◆ Problems to work on
**1)** In the forum thread on imitator frog shyness, condense the paragraph beginning "I have the opposite experience." into a shorter version that keeps its main facts.
**2)** Carry the imitator frog shyness thread forward from where it stops.

# Imitator shyness



## Guest (Feb 16, 2004)

Hi All,
I was wondering how shy your imitators are? I have had some since October of 2002.Mine have never been what you would call bold.They are nothing like say my bicolors are.The imis will hide when I open the lid to feed them and they don't come out sometimes for about 1/2 hour.
They have bred for me and the humidity is right but I can't say they are bold frogs.What is everyones elses opinion on them? On a bold and shy scale I can go with this: My bicolors are so bold you can almost touch them before the move.I have some kahlua and cream auratus that you can get to within about 5' of the tanks and they scatter,the imis are inbetween.How do everyone elses compare?
Mark W.


----------



## Guest (Feb 16, 2004)

I have the opposite experience. I have a young imitator that is extremely bold. He will sit on the glass front of his tank, stare at me, and not move no matter how close I am. When I needed to move him, I put my hand next to him, nudged him with the other, and he hoped right in. It seems like he could care less when I'm misting, giving him food, or cleaning his tank. They may get shyer as they get older, but I hope not.


----------



## Guest (Feb 16, 2004)

◆ Provided information
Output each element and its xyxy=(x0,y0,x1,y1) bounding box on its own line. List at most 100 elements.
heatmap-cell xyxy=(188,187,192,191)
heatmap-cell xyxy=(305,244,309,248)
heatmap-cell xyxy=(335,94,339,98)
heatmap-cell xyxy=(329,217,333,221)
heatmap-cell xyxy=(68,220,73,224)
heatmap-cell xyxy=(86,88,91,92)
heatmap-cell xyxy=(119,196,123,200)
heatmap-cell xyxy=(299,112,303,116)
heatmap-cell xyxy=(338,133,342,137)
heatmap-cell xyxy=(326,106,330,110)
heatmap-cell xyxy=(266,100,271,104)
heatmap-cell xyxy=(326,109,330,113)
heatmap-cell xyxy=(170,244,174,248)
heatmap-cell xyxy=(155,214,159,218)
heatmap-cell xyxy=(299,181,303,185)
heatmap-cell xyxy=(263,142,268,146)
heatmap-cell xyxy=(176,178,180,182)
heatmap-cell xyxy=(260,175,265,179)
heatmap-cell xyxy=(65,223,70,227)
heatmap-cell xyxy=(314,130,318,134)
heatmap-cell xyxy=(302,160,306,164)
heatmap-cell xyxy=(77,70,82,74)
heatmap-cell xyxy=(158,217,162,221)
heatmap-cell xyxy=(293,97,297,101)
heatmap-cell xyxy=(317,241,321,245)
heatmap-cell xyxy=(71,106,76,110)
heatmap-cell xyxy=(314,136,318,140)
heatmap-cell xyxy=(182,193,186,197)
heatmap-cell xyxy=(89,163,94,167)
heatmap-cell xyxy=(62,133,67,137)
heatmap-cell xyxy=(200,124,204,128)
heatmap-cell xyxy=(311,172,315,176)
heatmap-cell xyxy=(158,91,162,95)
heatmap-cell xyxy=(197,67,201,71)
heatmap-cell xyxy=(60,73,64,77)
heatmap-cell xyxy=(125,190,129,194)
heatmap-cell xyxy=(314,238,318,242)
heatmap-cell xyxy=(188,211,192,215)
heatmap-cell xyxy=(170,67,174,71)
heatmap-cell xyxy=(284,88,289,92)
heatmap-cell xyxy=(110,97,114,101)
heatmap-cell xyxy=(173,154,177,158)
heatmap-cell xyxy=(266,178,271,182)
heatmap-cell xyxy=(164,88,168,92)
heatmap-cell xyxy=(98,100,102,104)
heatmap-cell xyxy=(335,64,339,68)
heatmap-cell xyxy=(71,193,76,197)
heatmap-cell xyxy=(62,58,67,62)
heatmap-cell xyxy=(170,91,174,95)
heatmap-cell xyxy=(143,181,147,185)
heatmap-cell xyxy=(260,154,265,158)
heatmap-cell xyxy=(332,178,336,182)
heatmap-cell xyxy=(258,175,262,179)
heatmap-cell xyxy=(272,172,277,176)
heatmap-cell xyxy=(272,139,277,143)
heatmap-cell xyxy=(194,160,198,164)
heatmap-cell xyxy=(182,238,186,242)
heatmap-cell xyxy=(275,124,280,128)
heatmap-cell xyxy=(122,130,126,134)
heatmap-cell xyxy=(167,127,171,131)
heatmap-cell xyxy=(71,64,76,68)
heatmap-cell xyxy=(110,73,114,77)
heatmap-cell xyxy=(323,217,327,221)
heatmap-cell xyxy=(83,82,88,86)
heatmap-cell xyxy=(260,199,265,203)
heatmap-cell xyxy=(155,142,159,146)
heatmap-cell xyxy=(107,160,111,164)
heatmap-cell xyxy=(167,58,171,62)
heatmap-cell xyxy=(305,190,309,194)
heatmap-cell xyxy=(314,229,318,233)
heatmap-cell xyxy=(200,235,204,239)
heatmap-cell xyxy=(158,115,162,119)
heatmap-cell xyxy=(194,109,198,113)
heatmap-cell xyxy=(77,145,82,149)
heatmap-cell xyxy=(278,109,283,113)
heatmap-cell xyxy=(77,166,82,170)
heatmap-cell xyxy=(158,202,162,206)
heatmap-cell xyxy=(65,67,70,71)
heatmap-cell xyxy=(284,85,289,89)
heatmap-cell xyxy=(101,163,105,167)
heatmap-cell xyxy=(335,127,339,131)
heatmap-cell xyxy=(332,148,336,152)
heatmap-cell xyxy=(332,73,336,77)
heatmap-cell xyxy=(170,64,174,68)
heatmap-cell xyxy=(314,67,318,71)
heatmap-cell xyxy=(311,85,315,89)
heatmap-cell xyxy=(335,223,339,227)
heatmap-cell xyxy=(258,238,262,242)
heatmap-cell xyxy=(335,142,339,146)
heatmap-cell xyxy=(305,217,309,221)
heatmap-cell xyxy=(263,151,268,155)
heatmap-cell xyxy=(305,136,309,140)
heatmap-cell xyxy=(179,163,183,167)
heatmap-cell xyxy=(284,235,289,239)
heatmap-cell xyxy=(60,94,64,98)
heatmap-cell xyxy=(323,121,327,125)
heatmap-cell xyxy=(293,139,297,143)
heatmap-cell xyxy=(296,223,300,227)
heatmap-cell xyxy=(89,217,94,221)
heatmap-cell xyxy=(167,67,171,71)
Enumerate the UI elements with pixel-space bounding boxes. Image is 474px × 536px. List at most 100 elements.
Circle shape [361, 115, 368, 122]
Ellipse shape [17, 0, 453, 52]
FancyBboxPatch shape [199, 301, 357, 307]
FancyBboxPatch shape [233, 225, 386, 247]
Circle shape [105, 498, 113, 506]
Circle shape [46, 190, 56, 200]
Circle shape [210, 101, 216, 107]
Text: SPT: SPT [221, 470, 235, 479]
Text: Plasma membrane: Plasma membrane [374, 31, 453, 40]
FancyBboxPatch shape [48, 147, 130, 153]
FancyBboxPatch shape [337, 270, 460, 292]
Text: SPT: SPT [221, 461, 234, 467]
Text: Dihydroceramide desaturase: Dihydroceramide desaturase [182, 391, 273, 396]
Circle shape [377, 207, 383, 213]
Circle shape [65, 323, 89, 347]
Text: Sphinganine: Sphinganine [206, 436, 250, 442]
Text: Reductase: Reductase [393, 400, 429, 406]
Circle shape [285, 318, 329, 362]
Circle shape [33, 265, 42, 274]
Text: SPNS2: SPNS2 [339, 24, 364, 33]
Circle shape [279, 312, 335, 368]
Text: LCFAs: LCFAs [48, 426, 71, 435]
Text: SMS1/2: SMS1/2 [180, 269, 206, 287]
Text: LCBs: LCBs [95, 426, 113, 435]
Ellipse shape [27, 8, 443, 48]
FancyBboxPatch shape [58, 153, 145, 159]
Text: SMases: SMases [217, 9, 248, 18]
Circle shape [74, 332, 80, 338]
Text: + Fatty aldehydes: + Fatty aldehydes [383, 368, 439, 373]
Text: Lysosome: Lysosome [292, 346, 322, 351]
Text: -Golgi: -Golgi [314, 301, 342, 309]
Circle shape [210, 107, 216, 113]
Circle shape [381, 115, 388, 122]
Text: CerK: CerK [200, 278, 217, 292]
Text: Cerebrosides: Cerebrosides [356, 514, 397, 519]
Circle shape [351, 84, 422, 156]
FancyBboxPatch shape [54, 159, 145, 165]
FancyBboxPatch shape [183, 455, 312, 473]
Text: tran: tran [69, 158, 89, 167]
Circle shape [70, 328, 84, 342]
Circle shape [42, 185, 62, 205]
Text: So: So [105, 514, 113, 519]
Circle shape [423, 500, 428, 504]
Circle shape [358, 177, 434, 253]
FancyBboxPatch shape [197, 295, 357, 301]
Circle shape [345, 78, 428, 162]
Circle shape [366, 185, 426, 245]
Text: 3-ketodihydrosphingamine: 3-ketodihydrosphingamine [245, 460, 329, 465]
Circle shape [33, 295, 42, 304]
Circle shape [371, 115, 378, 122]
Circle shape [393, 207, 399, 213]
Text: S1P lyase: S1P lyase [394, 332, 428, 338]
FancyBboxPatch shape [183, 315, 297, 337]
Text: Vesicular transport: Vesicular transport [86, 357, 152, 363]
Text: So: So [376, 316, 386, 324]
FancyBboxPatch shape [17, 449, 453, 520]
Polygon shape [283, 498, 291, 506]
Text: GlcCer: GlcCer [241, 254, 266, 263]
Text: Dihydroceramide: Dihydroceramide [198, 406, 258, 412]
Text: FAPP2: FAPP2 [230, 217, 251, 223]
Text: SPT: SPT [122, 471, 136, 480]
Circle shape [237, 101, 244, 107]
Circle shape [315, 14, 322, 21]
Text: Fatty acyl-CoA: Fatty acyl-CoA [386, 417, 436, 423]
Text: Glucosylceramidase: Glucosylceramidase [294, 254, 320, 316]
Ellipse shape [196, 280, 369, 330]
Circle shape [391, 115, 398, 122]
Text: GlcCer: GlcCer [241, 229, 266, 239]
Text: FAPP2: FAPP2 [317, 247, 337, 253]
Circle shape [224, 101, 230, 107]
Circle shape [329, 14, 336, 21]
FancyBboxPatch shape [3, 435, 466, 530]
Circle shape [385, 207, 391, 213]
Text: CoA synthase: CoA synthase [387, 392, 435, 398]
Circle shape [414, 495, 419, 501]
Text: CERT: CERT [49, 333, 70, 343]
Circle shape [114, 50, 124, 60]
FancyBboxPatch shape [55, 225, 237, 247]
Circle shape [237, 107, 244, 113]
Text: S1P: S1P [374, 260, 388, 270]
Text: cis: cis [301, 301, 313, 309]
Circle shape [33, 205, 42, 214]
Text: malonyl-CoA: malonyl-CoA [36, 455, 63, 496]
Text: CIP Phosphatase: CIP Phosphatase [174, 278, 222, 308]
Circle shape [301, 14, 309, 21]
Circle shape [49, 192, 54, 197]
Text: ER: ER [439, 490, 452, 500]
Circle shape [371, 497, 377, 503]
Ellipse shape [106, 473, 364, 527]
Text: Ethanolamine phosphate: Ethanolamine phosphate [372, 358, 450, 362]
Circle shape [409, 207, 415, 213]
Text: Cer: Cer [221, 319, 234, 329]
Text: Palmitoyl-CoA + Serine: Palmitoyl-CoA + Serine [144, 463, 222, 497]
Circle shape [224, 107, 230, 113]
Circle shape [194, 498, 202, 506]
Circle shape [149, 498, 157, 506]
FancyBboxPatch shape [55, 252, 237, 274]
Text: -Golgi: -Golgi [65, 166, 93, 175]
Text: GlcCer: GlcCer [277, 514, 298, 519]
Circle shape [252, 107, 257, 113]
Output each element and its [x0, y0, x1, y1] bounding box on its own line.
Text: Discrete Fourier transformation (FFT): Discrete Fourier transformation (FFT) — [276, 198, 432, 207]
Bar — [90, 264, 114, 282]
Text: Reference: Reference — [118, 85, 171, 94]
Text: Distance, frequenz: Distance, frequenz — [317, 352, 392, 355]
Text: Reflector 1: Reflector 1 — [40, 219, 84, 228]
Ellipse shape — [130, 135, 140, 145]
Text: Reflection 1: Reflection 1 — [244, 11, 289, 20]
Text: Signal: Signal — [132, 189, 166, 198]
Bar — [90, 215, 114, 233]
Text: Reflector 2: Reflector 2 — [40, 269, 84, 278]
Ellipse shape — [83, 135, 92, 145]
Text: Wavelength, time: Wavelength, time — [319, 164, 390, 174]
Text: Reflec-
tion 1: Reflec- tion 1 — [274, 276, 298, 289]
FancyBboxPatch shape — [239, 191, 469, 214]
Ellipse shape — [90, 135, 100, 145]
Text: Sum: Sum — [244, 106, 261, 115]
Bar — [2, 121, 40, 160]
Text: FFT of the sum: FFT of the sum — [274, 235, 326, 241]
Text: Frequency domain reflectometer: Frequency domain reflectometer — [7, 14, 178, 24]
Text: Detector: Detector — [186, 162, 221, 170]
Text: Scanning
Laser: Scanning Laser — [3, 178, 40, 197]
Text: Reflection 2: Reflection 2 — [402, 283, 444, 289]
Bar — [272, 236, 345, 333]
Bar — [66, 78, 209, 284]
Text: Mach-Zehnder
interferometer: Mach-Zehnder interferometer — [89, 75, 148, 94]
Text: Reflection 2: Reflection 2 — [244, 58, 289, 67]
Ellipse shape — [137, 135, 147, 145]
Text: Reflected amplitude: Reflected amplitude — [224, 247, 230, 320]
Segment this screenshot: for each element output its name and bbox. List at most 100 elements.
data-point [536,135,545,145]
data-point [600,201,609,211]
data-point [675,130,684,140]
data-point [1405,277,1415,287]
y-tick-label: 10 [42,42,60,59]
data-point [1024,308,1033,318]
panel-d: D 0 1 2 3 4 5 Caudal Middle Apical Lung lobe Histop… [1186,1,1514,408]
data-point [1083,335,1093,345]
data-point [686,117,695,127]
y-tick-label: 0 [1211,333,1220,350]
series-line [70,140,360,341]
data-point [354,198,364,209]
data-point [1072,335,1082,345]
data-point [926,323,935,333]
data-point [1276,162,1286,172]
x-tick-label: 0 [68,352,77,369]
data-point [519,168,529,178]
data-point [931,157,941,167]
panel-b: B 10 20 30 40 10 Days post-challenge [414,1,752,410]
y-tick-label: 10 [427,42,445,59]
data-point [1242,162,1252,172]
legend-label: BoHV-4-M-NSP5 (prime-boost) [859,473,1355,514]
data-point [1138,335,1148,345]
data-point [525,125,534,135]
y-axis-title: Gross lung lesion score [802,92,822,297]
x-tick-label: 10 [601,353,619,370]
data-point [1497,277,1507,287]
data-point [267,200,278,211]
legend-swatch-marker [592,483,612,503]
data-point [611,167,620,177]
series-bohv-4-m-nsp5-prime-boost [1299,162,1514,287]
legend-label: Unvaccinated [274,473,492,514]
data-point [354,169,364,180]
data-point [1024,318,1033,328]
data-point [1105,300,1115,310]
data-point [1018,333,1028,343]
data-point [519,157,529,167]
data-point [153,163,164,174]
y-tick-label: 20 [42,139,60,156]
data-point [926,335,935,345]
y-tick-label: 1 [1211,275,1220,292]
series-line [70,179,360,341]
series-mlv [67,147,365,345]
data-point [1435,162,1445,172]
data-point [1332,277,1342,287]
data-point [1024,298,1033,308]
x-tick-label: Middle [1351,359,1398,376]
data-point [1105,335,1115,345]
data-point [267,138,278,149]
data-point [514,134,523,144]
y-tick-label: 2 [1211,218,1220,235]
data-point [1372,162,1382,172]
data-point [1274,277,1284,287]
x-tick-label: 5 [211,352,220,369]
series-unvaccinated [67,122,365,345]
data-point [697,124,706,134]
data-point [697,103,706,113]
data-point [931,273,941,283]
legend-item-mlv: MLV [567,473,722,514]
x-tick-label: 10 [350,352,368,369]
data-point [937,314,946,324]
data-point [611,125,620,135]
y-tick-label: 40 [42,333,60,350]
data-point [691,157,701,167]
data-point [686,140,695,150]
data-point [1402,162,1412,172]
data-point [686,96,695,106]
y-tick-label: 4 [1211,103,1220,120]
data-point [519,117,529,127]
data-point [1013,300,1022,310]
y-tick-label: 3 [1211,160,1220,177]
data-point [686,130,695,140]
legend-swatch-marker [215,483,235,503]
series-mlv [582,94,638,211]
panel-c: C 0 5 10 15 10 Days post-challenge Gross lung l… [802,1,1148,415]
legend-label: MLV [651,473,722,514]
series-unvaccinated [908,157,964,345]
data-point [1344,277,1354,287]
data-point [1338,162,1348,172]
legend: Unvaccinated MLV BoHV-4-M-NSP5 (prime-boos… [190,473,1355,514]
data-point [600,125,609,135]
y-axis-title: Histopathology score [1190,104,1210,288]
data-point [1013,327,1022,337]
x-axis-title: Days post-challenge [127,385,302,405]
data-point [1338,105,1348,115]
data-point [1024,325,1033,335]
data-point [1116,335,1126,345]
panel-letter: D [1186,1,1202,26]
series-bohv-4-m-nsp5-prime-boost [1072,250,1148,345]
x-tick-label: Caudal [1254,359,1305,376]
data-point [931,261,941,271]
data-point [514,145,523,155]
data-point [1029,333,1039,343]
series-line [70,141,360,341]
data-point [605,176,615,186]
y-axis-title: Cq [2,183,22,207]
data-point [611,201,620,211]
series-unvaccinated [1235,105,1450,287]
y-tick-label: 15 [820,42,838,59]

◆ Outputs by task
**1)** Unlike the first poster, this writer has a young imitator that is very bold. It sits on the front glass of its tank, stares back, and stays put however close the owner gets. When it needed moving, it hopped onto the owner's hand after a nudge. Misting, feeding and tank cleaning don't seem to bother it. The owner hopes it won't grow shyer with age.

**2)**
Yeah,
I have sold or traded about 12 froglets and other people say their aren't shy at all.Kinda makes me wonder.I had my original pair in the living room until I had my male escape.I have the female sold to Patrick N. but I have another pair set up in another tank in the basement
My original pair was beside the TV in the living room and I thought they would come out of their shyness seeing people and our cat and dog alot but they didn't move around too much when we were in there.Maybe it was they had everything to eat in their tank with a good population of springtails and all so they didn't have to move around and hunt as much.I have noticed they seem to be more active during the morning hours so they probably are all over while I'm at work and nap while I'm home.

Mark W.


----------



## Guest (Feb 16, 2004)

Maybe you could block the front of thier viv, for a while, with some black construction paper, so they feel really safe. If they get used to being out, maybe they will stay out more. If I heavily spray the walls of my vivs, so that viewing is really distored, all my frogs come out in the open. Are they visible in the mornings and before your lights go out?


----------



## jbeetle (Feb 8, 2004)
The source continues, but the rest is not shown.